* EXERCISE GOAL: Gather the lines that hold the string "řečeném".

* DATA FOR THE TASK:
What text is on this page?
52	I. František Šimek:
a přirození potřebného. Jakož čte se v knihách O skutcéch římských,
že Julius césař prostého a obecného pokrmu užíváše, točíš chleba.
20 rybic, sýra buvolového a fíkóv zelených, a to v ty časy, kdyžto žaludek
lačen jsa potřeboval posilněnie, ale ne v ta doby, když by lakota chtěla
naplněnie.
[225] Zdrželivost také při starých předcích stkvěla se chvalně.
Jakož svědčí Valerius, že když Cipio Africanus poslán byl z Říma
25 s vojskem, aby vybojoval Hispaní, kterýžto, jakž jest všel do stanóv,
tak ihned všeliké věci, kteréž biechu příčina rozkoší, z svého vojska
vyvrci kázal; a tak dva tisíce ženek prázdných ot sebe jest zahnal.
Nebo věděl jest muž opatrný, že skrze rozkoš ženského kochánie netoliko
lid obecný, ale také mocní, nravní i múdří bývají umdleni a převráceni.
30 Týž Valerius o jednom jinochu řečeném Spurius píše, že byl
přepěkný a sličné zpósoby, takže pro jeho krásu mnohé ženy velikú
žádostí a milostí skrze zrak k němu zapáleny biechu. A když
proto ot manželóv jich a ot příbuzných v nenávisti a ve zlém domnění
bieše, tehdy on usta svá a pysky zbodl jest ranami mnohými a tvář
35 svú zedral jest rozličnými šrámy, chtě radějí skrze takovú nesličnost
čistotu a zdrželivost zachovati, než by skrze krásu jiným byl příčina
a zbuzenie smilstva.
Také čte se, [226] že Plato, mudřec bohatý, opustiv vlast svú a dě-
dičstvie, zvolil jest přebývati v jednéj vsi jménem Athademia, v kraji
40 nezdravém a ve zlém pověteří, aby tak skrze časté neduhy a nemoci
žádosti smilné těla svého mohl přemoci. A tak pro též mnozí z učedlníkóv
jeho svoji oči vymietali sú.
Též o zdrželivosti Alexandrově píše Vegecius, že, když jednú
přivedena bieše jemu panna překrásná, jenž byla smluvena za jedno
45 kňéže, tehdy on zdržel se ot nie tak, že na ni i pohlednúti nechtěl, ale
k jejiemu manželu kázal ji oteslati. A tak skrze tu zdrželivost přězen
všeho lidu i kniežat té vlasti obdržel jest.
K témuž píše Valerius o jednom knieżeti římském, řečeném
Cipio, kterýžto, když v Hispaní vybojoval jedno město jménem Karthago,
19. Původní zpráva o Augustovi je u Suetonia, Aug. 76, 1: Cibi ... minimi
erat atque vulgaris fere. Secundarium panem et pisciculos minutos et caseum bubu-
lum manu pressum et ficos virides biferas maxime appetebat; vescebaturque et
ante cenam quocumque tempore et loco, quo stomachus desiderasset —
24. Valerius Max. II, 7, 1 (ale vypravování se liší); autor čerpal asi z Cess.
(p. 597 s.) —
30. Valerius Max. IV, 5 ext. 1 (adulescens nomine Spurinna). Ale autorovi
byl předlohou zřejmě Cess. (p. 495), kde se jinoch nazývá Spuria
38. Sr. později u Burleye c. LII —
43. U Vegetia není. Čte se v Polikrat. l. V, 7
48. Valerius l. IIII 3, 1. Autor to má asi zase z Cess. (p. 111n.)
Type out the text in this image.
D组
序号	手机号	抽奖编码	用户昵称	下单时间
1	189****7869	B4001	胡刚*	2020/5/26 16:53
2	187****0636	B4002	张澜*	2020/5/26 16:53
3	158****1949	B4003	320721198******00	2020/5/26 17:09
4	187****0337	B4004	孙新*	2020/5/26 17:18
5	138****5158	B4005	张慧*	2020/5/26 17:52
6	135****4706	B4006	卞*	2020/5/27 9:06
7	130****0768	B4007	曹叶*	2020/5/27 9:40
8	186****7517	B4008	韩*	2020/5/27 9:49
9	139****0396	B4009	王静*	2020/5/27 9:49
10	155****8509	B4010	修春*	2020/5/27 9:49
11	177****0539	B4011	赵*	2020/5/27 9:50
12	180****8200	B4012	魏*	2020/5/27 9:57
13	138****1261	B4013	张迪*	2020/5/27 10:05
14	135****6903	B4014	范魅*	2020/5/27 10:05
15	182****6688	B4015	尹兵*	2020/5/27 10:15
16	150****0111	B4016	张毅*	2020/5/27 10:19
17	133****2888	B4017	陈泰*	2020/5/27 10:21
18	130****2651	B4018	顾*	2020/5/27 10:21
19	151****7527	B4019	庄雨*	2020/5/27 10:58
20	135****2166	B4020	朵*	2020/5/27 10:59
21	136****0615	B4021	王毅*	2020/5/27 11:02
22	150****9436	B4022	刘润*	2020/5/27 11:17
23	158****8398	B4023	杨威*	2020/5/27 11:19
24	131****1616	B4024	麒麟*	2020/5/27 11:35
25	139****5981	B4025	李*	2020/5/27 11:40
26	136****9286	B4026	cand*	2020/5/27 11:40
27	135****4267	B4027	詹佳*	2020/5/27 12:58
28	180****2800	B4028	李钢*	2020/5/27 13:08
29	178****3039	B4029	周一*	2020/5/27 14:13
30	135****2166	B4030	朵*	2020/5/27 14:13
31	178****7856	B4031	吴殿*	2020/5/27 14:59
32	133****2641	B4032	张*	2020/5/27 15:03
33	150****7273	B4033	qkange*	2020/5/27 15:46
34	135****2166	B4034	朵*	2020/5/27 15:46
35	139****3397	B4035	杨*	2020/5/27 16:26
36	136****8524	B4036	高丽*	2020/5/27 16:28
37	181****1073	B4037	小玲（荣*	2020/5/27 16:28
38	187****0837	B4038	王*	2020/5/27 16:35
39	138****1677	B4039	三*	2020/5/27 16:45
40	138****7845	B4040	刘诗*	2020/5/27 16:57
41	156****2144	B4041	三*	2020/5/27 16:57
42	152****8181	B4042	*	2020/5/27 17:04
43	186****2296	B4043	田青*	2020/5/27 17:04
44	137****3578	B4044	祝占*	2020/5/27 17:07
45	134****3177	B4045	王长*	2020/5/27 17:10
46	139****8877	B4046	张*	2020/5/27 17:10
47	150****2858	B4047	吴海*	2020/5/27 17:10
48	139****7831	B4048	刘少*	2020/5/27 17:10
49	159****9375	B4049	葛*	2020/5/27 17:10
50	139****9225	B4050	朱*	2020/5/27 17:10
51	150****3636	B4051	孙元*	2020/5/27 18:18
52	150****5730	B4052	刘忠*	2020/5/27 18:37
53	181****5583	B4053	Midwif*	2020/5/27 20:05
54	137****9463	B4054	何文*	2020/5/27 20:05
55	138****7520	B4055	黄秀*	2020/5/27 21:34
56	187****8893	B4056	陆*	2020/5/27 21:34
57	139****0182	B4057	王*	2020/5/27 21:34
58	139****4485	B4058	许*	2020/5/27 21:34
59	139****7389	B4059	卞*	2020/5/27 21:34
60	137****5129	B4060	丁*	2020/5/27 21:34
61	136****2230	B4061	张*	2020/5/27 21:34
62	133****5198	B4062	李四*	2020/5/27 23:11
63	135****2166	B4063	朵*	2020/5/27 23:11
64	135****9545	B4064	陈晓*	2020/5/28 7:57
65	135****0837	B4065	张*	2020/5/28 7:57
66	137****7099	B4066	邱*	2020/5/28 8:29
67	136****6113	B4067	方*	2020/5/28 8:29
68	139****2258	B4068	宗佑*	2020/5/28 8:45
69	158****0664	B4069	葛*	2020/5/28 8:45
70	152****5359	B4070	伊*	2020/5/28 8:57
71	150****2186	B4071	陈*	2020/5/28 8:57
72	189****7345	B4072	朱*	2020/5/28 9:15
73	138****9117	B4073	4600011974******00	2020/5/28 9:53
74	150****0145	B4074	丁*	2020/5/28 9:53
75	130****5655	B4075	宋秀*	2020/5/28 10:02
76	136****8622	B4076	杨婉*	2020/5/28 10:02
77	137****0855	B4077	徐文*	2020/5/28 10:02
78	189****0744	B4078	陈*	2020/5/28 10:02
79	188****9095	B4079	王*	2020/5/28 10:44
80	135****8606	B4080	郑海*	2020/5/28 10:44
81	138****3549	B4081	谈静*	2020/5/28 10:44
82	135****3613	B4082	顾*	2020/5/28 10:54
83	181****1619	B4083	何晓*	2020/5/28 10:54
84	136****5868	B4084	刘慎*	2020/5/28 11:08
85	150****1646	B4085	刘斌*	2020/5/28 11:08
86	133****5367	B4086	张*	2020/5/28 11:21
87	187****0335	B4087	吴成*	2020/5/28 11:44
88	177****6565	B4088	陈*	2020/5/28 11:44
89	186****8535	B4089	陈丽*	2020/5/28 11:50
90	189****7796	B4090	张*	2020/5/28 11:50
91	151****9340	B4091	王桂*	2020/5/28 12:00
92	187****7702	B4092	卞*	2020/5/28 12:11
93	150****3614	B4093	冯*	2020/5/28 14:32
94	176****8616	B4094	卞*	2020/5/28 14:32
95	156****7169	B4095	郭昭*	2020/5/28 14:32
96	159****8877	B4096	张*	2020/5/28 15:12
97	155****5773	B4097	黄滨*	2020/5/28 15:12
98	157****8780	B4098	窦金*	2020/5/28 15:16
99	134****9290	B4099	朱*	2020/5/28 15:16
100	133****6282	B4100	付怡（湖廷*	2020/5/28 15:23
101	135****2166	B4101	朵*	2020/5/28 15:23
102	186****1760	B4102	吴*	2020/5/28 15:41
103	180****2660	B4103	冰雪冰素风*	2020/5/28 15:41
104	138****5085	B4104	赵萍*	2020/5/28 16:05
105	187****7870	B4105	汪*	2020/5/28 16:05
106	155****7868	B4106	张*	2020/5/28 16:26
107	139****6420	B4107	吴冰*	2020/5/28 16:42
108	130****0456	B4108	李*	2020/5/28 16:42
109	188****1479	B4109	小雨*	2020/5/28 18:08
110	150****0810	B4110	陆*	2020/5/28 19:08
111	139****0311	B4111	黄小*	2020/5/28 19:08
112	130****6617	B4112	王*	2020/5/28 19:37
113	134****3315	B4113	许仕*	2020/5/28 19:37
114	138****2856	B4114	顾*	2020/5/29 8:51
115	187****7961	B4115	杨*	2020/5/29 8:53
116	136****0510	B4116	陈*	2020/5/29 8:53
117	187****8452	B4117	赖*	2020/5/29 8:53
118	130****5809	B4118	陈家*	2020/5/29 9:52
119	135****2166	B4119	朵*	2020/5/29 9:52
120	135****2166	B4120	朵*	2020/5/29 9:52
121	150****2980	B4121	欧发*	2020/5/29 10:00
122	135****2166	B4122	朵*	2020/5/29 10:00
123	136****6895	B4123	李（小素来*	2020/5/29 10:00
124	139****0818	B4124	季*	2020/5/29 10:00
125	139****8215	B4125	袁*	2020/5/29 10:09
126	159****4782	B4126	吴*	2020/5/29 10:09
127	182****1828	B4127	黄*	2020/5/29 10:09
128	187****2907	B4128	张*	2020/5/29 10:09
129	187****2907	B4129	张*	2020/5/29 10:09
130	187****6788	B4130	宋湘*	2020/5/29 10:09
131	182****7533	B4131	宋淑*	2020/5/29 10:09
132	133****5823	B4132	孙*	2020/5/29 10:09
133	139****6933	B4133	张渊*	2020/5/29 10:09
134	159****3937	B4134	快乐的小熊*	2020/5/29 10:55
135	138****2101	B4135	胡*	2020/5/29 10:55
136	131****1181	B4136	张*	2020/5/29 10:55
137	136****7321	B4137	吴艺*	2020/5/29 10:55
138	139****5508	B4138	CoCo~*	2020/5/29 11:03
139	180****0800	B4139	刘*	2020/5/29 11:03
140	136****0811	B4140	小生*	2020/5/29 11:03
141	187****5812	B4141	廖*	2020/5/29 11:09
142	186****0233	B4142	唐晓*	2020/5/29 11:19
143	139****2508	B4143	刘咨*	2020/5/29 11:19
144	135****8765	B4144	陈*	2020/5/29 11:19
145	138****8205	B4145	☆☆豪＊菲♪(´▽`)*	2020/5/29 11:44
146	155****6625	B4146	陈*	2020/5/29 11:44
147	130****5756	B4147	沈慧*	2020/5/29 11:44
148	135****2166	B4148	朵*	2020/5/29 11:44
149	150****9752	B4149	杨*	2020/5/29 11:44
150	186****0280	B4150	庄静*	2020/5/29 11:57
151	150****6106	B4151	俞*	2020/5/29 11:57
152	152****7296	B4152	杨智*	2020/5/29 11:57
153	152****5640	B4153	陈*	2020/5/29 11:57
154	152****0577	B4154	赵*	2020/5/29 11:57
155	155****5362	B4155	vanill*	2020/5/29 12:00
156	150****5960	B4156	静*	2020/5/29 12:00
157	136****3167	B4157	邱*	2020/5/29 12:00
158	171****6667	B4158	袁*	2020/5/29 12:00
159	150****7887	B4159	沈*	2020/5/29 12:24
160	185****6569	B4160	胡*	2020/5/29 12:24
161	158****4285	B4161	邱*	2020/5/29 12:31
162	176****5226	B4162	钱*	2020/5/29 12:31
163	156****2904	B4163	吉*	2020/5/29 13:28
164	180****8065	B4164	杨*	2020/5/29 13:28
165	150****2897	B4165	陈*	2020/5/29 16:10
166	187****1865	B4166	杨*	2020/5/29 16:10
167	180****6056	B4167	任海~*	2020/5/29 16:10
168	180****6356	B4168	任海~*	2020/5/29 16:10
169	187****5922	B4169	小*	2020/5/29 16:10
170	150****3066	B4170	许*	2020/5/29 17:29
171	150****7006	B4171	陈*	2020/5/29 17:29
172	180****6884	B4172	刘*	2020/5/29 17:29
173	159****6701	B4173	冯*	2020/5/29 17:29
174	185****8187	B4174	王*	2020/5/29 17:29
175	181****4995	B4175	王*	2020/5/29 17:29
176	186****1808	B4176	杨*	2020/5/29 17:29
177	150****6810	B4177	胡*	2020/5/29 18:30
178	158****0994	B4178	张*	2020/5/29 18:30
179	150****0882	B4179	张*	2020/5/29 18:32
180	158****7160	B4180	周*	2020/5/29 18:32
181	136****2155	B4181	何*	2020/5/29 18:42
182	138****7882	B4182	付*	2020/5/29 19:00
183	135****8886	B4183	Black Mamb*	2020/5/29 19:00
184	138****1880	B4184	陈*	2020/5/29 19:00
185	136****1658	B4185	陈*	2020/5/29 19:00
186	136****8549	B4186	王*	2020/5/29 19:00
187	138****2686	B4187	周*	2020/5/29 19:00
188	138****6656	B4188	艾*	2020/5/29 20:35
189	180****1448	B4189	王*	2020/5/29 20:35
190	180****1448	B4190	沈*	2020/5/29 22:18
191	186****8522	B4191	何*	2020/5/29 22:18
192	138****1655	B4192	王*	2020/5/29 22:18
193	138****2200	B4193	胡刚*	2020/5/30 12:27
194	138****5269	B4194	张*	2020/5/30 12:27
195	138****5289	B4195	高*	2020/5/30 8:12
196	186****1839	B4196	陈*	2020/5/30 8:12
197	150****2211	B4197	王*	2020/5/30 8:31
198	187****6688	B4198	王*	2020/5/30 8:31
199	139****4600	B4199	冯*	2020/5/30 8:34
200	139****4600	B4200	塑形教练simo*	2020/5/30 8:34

* OUTPUT OF THE EXERCISE:
30 Týž Valerius o jednom jinochu řečeném Spurius píše, že byl
K témuž píše Valerius o jednom knieżeti římském, řečeném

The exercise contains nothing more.